───── TEKS PILIHAN ─────
Gubernur Khofifah saat Safari Ramadhan di Masjid Jami’ Kabupaten Gresik. (Foto: Humas Pemprov Jatim).
Tunasnegeri.com – Selama bulan Ramadhan, Gubernur Jawa Timur Khofifah Indar Parawansa aktif melakukan safari ramadhan dengan tarawih keliling Jawa Timur serta berkunjung dan menjelajah masjid masjid legendaris di kabupaten kota di Jawa Timur.
Di masjid masjid itu, Gubernur Khofifah melakukan sholat tarowih bersama jama’ah , membagi beras bagi jama’ah, serta berziarah ke makam para ulama/ Habaib leluhur yang memiliki peran besar dalam pembangunan peradaban dan keagamaan di Jawa Timur.
Salah satunya saat Gubernur Khofifah sholat tarowih di masjik Jami’.Gresik yang di dalamnya juga terdapat makam Habib Abu Bakar Bin Muhammad Umar Assegaf yang terletak di dalam Masjid Jami’ Kabupaten Gresik, Minggu (26/3) malam.
Ziarah tersebut dilakukan setelah menunaikan salat Tarawih bersama Bupati Gresik Fandi Akhmad, Wakil Bupati Gresik Aminatun Habibah, dan masyarakat sekitar.
Dalam ziarahnya, Ketua Umum PP Muslimat NU itu tampak khusyuk mengikuti ziikir doa sekaligus menabur bunga di makam Habib Abu Bakar Bin Muhammad Umar Assegaf dan Habib Alwi Bin Muhammad Hasyim Assegaf.
Setelah berdoa, Gubernur Khofifah mengatakan, kehidupan Habib Abu Bakar Assegaf memiliki keteladanan yang luar biasa. Diantaranya tentang kesalehan, keilmuan dan kesederhanaan Habib Abu Bakar Assegaf.
“Selain sederhana, beliau orang yang salih dan alim dikenal memiliki _karomah_ dari Allah,” ujarnya.
Menurut Gubernur Khofifah, dari berbagai referensi semasa hidup Habib Abu Bakar Assegaf merupakan pemimpin wali sedunia. Sehingga, Habib Abu Bakar mendapat julukan Al Qutb atau pimpinan para wali.
Kedalaman dan kejernihan hati yang dimilikinya telah melahirkan pelajaran hidup yang sangat besar dan bermanfaat bagi manusia. Khususnya, kesederhanaan dan menolong sesama yang benar-benar membutuhkan.
Untuk mengenang perjuangannya sebagai seorang ulama, di Gresik terdapat tradisi haul setiap tahun yang bertepatan pada tanggal 17 Dzulhijjah. Pusat acara difokuskan di kediamannya Jalan KH. Zubair dan Masjid Jami’ Gresik depan alun-alun.
“Acara ini selalu menjadi magnet bagi ribuan peziarah yang datang dari banyak penjuru negeri khususnya masyarakat Jawa Timur maupun para tokoh-tokoh politik,” tandasnya.
Masjid Jami’ Gresik Dibangun Saudagar Perempuan Nyai Ageng Pinatih Tahun 1412 M.
Sementara Masjid Jami’ Kab. Gresik sendiri juga menyimpan sejarah dimana Masjid ini dibangun oleh seorang ulama dan saudagar perempuan yang termasyhur kala itu Nyai Ageng Pinatih.
───── KUTIPAN DATA ─────
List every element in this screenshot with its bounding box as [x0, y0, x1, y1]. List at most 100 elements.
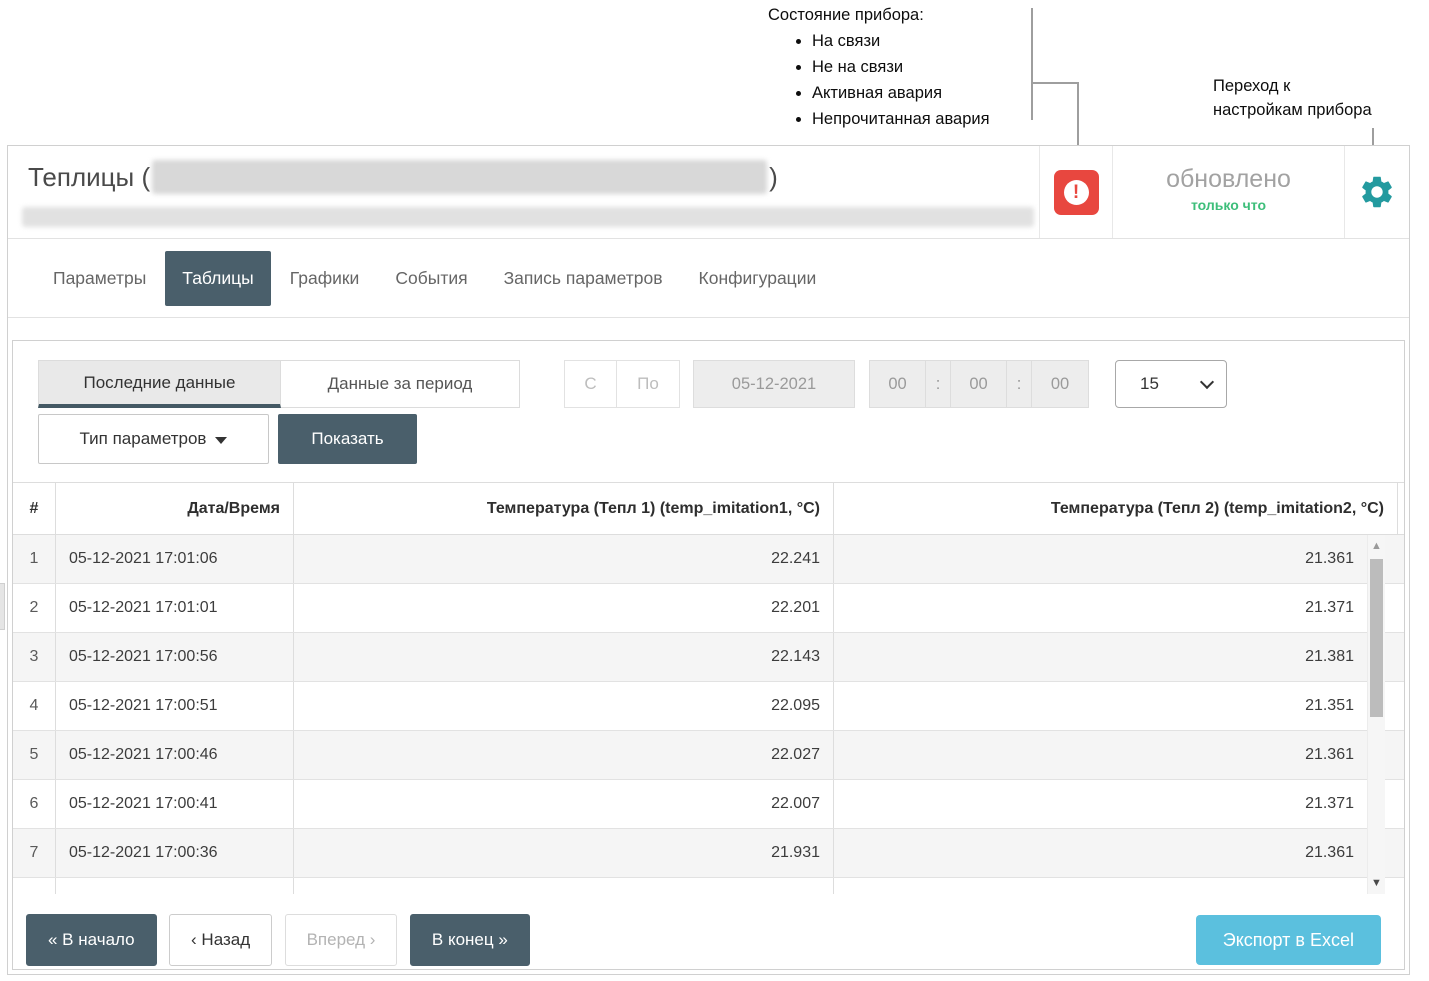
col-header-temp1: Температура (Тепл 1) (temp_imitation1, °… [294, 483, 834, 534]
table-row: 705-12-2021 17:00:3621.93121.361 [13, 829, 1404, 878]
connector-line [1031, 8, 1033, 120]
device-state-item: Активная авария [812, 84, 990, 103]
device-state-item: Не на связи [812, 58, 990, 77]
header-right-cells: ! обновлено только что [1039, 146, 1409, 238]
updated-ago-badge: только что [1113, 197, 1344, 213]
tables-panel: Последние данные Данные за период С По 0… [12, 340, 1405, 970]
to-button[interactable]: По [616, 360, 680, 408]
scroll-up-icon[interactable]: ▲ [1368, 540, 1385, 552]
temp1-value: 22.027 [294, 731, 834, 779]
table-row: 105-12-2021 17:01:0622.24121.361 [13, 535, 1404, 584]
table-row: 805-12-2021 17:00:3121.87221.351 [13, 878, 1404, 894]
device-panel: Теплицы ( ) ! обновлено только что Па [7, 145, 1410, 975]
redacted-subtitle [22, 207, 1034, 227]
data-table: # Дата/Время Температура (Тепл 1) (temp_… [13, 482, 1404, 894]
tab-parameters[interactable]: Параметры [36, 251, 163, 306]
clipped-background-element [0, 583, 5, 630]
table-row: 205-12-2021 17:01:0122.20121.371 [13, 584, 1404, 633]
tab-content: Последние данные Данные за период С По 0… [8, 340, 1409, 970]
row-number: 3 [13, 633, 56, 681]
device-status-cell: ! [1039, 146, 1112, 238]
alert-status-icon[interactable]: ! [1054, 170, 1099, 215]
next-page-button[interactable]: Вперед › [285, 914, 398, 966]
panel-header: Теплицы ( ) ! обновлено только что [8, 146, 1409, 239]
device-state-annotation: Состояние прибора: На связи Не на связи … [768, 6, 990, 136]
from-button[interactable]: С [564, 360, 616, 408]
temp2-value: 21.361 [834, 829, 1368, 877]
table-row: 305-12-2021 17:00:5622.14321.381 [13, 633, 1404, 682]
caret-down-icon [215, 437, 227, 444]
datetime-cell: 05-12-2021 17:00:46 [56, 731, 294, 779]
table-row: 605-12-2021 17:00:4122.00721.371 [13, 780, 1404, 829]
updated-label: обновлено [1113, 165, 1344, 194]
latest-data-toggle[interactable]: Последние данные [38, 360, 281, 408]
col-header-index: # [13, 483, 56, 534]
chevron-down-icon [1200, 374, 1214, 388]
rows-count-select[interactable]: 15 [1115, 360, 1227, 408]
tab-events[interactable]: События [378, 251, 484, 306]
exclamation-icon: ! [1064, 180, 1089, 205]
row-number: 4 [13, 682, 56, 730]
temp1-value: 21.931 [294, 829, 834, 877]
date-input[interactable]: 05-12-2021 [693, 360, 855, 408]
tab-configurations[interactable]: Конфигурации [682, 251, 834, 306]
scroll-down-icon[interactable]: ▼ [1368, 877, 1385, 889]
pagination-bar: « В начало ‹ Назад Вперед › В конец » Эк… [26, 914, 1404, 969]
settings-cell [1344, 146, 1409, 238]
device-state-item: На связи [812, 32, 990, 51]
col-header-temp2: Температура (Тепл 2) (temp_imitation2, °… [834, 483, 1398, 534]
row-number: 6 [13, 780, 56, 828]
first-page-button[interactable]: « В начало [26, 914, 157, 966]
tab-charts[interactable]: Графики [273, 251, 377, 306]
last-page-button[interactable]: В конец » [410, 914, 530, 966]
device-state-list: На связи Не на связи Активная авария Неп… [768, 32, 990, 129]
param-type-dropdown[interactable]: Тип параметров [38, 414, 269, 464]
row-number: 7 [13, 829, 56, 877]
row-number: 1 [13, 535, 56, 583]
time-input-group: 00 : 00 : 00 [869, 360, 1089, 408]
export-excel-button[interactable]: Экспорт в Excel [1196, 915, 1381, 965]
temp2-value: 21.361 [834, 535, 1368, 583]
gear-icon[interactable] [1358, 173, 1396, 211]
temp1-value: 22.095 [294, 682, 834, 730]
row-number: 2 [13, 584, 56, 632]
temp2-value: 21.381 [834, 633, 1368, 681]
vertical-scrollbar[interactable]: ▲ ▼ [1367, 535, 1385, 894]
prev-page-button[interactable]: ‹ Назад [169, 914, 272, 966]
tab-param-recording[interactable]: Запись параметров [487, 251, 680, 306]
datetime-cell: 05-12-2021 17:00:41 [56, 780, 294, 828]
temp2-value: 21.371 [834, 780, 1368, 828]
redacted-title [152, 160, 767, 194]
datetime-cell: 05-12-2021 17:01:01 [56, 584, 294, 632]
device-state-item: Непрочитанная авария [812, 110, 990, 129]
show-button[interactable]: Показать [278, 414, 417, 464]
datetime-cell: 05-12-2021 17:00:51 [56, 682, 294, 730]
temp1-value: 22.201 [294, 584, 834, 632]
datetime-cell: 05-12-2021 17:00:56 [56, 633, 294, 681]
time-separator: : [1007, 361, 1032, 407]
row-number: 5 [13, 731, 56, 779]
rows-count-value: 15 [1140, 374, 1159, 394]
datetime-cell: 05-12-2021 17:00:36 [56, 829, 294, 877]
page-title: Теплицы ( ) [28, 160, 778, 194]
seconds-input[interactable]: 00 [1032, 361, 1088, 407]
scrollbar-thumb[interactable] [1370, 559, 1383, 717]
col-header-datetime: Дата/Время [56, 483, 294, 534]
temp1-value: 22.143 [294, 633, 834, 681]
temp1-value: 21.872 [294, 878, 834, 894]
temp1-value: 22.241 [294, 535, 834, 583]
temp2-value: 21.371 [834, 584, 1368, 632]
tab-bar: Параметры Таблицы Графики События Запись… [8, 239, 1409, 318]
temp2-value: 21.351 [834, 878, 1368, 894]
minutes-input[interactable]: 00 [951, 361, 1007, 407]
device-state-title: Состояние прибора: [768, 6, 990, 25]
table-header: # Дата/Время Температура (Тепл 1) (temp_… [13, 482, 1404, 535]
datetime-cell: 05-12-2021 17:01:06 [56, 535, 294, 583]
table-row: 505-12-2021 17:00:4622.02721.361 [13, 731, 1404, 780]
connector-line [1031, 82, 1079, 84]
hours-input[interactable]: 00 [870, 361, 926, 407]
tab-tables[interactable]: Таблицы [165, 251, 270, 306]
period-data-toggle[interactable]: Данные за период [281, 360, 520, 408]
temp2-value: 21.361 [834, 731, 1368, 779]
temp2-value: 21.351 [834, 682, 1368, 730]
─────
───── KUTIPAN DATA ─────
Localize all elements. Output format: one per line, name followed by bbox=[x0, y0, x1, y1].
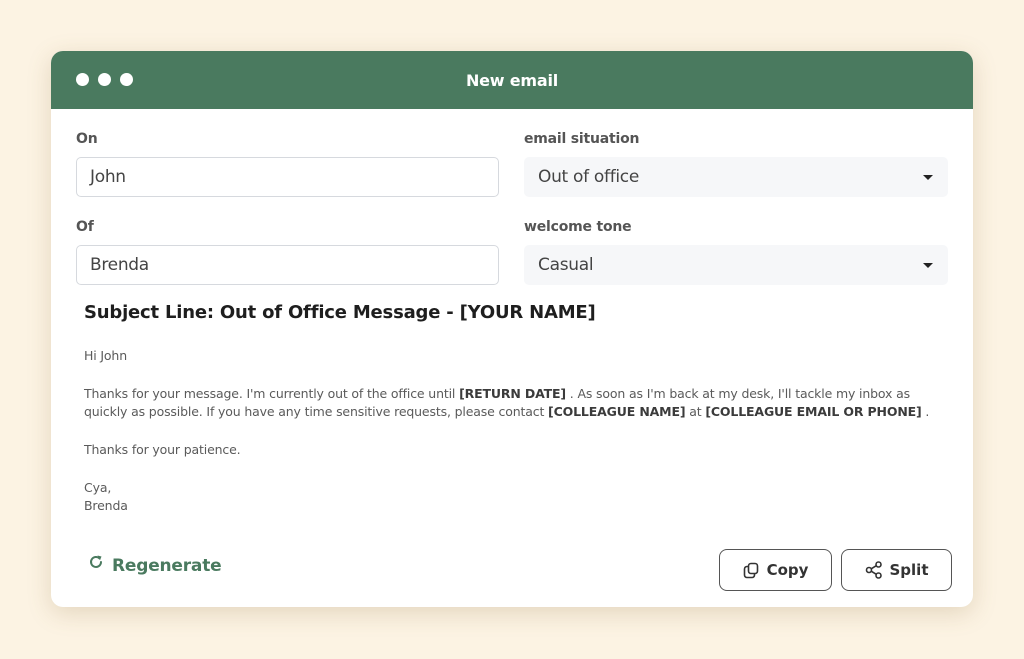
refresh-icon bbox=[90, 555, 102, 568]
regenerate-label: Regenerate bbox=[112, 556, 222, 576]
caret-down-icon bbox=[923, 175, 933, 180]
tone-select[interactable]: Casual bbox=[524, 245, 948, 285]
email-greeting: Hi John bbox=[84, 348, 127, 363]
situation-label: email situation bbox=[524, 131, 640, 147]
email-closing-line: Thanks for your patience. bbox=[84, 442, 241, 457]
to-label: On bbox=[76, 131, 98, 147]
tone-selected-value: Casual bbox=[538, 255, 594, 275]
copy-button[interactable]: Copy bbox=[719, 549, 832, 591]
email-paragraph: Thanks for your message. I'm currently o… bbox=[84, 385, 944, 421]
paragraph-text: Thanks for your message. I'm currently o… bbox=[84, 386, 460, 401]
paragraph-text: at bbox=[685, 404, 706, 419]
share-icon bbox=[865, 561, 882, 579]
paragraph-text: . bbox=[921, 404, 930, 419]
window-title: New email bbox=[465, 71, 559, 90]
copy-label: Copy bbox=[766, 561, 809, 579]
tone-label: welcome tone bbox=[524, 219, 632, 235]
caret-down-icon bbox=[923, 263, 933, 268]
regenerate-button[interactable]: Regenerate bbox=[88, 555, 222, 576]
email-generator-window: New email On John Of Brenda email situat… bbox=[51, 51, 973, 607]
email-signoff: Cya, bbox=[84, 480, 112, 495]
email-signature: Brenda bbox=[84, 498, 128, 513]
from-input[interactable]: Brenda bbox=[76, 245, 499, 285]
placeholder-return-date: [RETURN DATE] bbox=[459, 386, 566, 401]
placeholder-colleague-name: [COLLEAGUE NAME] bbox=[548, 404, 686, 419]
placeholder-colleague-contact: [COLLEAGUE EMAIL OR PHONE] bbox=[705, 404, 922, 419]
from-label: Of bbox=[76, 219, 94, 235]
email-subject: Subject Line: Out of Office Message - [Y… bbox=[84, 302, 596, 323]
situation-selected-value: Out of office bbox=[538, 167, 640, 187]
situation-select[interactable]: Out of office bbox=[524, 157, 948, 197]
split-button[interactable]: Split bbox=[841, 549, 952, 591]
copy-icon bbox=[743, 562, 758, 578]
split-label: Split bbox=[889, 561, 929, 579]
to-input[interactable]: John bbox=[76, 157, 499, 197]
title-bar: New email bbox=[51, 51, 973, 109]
─────
───── KUTIPAN DATA ─────
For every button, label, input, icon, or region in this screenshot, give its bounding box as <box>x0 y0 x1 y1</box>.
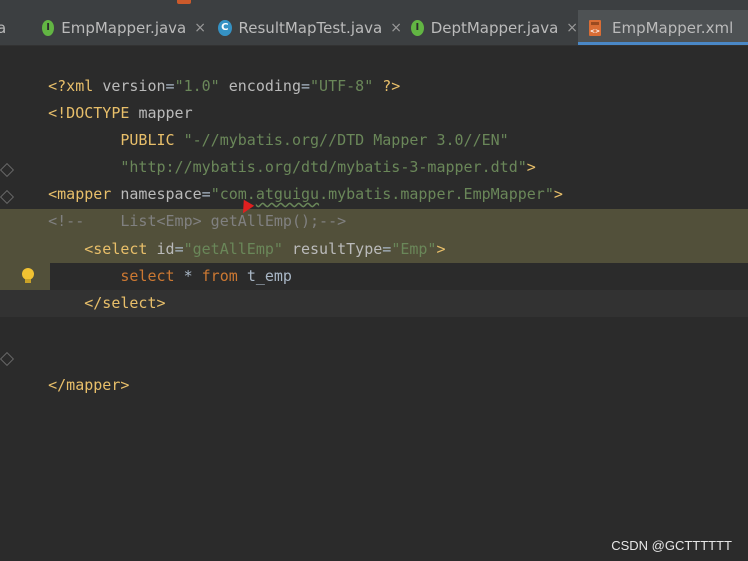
─────
**BAGIAN LATIHAN**:
- A) Ubah paragraf dalam teks pilihan yang diawali "Untuk mengenang perjuangannya" menjadi daftar poin singkat tanpa menghilangkan fakta utamanya.
- B) Tuliskan kembali tanpa perubahan bagian teks pilihan dari "Di masjid masjid" sampai dengan "Minggu (26/3) malam.".
- C) Rangkum teks pilihan dalam dua kalimat.

**JAWABAN BERURUTAN**:
- A)
- Di Gresik ada tradisi haul tahunan untuk mengenang perjuangan Habib Abu Bakar Assegaf sebagai ulama.
- Haul bertepatan dengan tanggal 17 Dzulhijjah.
- Pusat acaranya di kediaman beliau di Jalan KH. Zubair dan di Masjid Jami' Gresik depan alun-alun.

- B)
Di masjid masjid itu, Gubernur Khofifah melakukan sholat tarowih bersama jama’ah , membagi beras bagi jama’ah, serta berziarah ke makam para ulama/ Habaib leluhur yang memiliki peran besar dalam pembangunan peradaban dan keagamaan di Jawa Timur.
Salah satunya saat Gubernur Khofifah sholat tarowih di masjik Jami’.Gresik yang di dalamnya juga terdapat makam Habib Abu Bakar Bin Muhammad Umar Assegaf yang terletak di dalam Masjid Jami’ Kabupaten Gresik, Minggu (26/3) malam.

- C) Selama Ramadan, Gubernur Jawa Timur Khofifah Indar Parawansa melakukan safari tarawih keliling ke masjid-masjid legendaris di Jawa Timur untuk salat tarawih bersama jemaah, membagikan beras, dan berziarah ke makam para ulama dan habaib. Di Masjid Jami' Gresik, yang dibangun oleh ulama dan saudagar perempuan Nyai Ageng Pinatih, ia berziarah ke makam Habib Abu Bakar Bin Muhammad Umar Assegaf dan menyebut beliau teladan dalam kesalehan, keilmuan, dan kesederhanaan.